The problem => For every line in the data below that contains "Национальная", copy the line.
--- start of Record extracts ---
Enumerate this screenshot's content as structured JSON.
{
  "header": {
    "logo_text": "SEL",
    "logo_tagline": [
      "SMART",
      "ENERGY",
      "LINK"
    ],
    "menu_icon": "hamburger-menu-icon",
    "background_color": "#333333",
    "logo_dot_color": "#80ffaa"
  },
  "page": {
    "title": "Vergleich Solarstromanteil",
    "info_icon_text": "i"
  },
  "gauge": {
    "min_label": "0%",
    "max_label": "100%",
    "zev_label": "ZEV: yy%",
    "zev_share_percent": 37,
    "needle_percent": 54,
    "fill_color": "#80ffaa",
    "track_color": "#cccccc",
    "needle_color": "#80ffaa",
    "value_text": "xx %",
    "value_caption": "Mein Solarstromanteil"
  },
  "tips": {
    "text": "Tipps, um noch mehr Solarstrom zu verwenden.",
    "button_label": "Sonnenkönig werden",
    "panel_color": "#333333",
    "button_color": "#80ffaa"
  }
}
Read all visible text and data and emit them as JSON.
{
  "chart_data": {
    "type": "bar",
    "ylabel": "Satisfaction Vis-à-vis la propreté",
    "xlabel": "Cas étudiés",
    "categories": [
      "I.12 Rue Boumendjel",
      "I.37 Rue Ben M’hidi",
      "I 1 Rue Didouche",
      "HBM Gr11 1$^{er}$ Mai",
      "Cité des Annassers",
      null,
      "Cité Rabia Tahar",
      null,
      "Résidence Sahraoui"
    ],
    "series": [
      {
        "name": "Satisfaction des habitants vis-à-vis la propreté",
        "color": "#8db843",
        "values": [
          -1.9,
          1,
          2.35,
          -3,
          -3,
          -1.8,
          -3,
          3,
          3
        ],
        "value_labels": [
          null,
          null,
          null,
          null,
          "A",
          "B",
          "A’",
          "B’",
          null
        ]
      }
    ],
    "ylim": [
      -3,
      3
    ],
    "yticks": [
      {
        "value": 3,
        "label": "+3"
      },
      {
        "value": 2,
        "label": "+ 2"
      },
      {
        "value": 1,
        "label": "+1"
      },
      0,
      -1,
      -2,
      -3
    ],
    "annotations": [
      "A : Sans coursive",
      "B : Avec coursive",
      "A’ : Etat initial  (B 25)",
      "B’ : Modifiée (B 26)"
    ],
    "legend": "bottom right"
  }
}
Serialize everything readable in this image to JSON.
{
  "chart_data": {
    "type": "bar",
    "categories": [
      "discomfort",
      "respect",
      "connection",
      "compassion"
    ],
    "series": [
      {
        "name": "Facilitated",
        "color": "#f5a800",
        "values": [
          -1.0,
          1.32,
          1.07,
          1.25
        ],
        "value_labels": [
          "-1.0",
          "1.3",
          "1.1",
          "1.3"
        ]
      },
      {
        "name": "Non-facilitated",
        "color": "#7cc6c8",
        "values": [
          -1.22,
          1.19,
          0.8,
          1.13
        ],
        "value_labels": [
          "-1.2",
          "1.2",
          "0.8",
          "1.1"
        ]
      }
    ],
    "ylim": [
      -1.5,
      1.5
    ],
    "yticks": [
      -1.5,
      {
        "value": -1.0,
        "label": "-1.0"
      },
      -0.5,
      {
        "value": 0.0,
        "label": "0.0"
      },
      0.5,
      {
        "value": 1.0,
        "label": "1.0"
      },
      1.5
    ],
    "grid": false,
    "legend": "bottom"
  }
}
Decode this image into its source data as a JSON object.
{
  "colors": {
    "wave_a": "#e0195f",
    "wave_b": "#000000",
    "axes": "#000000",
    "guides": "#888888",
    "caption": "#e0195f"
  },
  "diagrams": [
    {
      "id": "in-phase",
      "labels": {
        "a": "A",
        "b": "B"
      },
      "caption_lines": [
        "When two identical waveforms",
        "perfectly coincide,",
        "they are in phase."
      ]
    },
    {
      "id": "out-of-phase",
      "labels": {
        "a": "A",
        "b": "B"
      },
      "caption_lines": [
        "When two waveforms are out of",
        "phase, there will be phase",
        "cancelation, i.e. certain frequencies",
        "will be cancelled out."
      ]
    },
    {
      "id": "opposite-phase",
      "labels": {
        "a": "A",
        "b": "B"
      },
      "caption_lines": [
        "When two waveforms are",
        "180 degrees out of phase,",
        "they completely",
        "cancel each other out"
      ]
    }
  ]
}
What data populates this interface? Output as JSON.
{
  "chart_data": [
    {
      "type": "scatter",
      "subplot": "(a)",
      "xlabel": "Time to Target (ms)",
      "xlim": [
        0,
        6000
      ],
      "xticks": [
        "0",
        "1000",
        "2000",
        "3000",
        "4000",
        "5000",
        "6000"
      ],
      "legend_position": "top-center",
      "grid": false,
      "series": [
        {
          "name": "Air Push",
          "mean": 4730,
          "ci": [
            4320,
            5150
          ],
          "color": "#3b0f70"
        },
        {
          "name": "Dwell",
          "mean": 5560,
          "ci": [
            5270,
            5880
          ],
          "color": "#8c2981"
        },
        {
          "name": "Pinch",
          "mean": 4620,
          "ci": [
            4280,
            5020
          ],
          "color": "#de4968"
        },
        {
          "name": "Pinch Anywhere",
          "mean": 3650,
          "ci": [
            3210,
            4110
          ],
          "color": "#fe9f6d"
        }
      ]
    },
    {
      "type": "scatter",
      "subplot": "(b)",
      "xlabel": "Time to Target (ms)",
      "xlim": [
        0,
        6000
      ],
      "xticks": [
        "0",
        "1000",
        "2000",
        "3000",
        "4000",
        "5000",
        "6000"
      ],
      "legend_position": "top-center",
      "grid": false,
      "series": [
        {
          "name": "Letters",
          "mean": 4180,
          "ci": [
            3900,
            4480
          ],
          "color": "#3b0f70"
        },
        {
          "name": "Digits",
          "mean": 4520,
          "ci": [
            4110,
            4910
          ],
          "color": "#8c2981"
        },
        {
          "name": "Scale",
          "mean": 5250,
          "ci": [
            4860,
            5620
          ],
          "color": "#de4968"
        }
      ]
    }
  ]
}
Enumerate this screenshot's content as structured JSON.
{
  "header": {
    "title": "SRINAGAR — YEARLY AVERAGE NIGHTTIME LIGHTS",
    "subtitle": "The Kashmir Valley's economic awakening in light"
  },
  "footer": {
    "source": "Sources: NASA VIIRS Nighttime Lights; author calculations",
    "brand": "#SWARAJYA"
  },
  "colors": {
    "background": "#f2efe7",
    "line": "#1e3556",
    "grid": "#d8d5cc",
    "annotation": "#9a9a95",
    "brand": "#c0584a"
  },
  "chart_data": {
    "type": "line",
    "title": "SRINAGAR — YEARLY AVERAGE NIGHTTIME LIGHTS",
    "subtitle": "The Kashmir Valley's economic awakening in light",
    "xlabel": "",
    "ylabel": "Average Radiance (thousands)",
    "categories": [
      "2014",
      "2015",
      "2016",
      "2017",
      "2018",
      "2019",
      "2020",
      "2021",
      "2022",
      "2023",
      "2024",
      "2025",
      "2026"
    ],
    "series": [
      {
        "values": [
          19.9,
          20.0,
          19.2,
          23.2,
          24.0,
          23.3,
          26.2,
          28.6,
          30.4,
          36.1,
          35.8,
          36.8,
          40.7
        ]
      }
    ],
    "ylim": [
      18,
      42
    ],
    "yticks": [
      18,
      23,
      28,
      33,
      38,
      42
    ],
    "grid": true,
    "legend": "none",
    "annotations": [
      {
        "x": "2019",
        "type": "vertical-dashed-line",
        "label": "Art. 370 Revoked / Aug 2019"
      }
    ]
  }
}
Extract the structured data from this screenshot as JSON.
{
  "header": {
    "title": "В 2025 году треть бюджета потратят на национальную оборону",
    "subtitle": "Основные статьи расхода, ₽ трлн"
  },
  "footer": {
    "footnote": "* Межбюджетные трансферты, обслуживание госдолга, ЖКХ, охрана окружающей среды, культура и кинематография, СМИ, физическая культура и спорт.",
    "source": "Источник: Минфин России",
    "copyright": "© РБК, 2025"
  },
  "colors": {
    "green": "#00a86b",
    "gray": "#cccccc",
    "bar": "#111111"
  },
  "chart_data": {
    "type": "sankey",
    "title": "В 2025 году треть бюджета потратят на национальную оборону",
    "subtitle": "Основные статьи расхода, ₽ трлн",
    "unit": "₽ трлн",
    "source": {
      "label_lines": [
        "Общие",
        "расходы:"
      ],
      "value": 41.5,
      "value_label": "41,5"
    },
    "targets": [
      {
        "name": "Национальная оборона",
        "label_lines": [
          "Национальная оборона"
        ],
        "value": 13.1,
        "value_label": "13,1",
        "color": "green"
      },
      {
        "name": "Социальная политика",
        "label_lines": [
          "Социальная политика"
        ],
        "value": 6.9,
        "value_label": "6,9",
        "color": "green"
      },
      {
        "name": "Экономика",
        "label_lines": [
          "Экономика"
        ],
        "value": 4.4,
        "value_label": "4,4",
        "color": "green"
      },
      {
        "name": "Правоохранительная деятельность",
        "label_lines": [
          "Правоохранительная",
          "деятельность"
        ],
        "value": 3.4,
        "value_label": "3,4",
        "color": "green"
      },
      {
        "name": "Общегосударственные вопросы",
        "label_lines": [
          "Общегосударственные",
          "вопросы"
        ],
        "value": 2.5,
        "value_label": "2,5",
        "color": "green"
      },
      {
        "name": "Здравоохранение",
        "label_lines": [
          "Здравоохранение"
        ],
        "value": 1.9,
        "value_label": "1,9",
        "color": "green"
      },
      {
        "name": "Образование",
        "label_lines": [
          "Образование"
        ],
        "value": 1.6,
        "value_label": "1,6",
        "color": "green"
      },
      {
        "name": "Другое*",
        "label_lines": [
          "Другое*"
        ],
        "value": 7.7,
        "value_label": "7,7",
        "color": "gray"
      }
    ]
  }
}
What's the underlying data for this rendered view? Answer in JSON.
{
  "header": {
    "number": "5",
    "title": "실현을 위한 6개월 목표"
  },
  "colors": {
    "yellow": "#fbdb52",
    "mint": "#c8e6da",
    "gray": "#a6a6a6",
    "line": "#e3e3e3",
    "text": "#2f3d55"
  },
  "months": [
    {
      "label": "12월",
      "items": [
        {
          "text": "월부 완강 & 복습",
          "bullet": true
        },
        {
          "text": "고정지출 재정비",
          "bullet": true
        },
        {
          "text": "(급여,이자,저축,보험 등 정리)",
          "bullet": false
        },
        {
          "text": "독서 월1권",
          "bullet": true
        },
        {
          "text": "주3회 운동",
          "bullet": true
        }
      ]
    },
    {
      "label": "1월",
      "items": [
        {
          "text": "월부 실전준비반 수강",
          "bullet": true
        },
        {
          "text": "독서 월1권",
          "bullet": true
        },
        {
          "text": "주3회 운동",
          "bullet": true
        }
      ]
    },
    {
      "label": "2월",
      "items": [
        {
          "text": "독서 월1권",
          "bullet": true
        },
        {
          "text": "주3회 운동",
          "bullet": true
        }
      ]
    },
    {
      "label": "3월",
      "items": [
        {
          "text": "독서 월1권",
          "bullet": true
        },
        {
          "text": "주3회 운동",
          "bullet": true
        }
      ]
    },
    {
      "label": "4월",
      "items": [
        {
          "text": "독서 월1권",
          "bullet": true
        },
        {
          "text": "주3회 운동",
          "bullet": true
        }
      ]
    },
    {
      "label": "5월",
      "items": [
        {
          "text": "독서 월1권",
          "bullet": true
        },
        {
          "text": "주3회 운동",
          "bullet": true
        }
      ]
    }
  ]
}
--- end of Record extracts ---
Complete output =>
        "name": "Национальная оборона",
          "Национальная оборона"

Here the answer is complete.